EXERCISE SET:
(a) The exercise on adjectivals and adverbials has a Passage Two. List every creature it names as something his mother or father might drop into his beak.
(b) From the exercise on adjectivals and adverbials, transcribe the text between "Read the following" and "Magpie Island, pp.1-2)", inclusive.
(c) Pick up the exercise on adjectivals and adverbials after its last line, and continue it.

PROVIDED PASSAGE:
6.15 Further work on adjectivals and adverbials

Read the following passage and compare it with the one that follows.

Passage One:

At first he was a sight.  He couldn’t keep his balance.  But he grew.  His beak was open and pointing, waiting for his mother or father to drop something into it. A beetle, maybe, or a worm, or grub. His beak was a beak.

Passage Two:

At first he was a disgusting sight, naked and floppy, with big bald head and little useless wings.  He couldn’t even keep his balance properly when he was sitting in the nest.  But he grew very quickly.  His beak was always open and pointing upwards, waiting for his mother or father to drop something into it. A beetle, maybe, or a worm, or a soft fat grub.  His beak was a hungry, noisy beak, stretching higher than his sister’s and gobbling everything quicker than a wink.
(Colin Thiele: Magpie Island, pp.1-2)

EXCERPTED RECORDS:

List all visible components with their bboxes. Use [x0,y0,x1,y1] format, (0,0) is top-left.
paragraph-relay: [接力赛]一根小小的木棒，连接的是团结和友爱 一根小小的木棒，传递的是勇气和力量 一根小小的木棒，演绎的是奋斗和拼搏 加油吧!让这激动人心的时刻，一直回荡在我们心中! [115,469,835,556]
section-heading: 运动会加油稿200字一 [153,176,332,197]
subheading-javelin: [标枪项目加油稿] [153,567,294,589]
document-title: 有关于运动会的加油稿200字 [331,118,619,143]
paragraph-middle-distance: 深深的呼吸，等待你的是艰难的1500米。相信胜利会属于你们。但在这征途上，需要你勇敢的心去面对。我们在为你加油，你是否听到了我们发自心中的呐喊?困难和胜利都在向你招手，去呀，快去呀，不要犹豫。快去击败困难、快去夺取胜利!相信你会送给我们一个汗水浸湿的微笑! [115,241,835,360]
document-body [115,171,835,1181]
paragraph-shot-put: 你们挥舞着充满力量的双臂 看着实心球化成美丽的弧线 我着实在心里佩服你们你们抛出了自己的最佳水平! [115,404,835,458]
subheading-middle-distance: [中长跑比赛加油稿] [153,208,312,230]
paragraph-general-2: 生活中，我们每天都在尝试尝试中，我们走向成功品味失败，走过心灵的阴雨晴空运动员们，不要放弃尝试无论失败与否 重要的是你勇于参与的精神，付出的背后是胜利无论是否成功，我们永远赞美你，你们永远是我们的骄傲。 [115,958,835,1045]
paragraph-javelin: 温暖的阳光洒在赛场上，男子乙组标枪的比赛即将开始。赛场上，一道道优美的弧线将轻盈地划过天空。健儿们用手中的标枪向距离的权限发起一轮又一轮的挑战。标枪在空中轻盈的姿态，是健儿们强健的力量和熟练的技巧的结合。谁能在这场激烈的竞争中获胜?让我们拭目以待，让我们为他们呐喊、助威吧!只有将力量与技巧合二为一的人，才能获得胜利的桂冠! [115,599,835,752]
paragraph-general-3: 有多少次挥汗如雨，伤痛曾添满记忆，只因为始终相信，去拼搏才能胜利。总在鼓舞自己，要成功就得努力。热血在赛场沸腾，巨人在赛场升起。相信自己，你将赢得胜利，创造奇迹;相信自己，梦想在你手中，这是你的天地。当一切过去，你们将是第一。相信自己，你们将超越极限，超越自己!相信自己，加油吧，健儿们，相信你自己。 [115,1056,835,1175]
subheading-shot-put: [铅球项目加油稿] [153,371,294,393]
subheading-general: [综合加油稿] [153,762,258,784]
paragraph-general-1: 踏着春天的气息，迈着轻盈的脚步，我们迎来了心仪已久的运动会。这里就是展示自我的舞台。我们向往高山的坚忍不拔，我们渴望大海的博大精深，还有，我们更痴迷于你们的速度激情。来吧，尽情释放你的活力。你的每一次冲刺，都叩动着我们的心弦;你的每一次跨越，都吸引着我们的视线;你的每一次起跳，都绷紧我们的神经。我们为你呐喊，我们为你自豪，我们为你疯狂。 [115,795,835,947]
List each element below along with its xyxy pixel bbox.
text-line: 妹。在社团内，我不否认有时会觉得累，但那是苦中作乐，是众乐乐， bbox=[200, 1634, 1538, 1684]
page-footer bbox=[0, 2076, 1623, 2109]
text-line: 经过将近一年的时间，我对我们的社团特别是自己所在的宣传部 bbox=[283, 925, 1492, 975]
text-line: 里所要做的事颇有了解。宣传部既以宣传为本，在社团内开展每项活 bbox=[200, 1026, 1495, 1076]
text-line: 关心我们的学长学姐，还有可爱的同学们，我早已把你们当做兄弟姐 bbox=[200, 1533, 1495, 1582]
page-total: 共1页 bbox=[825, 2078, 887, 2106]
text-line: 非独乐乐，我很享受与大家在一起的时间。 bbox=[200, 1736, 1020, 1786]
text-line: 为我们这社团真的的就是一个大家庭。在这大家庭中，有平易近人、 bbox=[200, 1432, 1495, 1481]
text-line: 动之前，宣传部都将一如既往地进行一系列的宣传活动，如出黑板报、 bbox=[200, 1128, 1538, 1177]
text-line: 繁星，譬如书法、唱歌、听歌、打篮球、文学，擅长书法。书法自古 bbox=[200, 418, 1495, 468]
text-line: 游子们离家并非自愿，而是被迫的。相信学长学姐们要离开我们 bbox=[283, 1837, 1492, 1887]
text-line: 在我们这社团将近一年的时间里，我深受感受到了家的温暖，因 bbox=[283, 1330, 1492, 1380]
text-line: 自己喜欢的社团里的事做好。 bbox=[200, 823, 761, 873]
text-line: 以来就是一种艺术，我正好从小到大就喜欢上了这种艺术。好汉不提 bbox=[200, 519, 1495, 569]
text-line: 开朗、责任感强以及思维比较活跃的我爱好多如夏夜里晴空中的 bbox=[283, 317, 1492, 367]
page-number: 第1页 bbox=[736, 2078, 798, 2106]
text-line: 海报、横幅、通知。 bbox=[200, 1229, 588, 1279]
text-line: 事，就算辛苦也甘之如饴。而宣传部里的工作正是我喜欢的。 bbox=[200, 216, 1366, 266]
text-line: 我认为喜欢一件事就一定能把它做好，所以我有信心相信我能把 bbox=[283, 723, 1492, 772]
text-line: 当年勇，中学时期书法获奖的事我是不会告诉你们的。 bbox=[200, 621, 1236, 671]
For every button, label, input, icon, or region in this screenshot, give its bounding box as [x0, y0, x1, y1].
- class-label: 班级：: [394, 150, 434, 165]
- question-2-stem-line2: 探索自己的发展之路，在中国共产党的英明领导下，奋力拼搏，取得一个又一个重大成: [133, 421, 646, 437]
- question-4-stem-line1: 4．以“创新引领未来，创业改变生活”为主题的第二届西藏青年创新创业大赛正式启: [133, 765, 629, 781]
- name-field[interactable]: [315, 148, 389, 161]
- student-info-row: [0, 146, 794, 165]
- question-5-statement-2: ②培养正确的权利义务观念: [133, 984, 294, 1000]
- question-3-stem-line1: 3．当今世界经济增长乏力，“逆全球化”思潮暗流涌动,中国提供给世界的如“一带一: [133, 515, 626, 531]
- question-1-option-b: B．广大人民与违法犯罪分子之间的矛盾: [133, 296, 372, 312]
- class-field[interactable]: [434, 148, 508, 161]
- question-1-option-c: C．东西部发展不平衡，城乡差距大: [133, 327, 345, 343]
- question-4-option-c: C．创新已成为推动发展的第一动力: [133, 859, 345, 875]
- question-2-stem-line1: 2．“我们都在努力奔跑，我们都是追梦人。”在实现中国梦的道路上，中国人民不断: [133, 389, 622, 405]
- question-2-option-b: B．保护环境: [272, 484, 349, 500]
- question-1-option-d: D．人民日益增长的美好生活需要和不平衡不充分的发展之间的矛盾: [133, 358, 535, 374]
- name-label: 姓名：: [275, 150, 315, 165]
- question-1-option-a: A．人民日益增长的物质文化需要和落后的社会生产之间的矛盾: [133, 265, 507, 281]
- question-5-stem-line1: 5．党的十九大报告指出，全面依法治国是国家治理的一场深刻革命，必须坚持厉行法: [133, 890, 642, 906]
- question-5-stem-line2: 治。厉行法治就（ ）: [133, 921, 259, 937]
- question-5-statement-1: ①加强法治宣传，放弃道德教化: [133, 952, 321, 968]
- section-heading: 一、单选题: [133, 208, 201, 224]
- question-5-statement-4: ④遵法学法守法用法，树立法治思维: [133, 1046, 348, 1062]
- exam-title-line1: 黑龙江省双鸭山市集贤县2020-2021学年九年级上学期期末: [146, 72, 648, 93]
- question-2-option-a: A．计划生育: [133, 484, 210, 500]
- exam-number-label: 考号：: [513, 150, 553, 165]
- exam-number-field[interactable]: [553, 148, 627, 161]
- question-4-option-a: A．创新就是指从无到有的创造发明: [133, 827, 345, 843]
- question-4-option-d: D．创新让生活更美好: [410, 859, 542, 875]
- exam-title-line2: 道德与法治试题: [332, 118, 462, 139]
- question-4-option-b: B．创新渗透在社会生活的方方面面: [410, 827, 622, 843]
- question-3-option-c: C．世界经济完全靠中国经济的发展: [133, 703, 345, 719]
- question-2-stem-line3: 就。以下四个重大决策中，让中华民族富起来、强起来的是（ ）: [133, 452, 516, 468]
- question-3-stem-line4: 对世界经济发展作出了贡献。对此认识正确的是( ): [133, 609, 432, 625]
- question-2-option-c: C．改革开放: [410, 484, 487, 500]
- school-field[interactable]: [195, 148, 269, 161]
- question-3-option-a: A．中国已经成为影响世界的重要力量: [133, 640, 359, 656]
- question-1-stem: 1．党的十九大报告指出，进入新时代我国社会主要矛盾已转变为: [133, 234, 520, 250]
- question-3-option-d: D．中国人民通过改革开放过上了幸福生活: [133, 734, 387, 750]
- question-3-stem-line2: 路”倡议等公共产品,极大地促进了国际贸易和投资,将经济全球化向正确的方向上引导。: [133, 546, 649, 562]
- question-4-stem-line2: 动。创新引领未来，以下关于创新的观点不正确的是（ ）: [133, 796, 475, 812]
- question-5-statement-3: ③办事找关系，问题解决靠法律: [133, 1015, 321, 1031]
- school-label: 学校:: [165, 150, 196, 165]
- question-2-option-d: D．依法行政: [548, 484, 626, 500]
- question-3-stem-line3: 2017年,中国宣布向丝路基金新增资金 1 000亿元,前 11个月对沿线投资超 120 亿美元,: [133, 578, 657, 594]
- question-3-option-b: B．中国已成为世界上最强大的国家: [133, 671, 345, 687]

ANSWERS BY TASK:
(a)
- a beetle
- a worm
- a soft fat grub

(b)
Read the following passage and compare it with the one that follows.

Passage One:

At first he was a sight.  He couldn’t keep his balance.  But he grew.  His beak was open and pointing, waiting for his mother or father to drop something into it. A beetle, maybe, or a worm, or grub. His beak was a beak.

Passage Two:

At first he was a disgusting sight, naked and floppy, with big bald head and little useless wings.  He couldn’t even keep his balance properly when he was sitting in the nest.  But he grew very quickly.  His beak was always open and pointing upwards, waiting for his mother or father to drop something into it. A beetle, maybe, or a worm, or a soft fat grub.  His beak was a hungry, noisy beak, stretching higher than his sister’s and gobbling everything quicker than a wink.
(Colin Thiele: Magpie Island, pp.1-2)

(c)
Note: how all the nouns in the passage come alive, as it were, with the addition of the adjectivals which add dramatic information, either factual or the writer’s opinion. In the first place, the word, ‘sight’ now becomes ‘disgusting’ and ‘naked and floppy’.  Then the addition of the adjectival phrases, ‘with big bald head and [with] little useless wings’ completes the picture of a very bedraggled fledgling beginning life, literally without feathers and little dignity. Then the adverbials either strengthen the meaning of the verbs, such as: ‘couldn’t even keep his balance properly’ and ‘he grew very quickly’ and his beak ‘was always open’ and ‘pointing upward.’ They tell us of manner, time and place. The grub becomes a tasty morsel for the young bird with the two adjectives, ‘big fat’.  Finally, the liveliness of the bird and its insatiable appetite are painted so clearly with the adjectivals in the last sentence: ‘His beak was a hungry, noisy beak, [which was stretching higher than his sister’s and [which was] gobbling everything quicker than a wink.’

It is obvious that the adjectivals and the adverbials transform what seems a very mundane statement into something of interest. The first rendition of the passage with the adjectivals and adverbials erased makes for very ordinary prose but Thiele’s actual piece of writing, found in the second passage, is rich with appropriate choices of adjectivals and adverbials and draws the reader in, enabling him/her to know exactly what the fledgling looked like and what it was doing with its body and beak.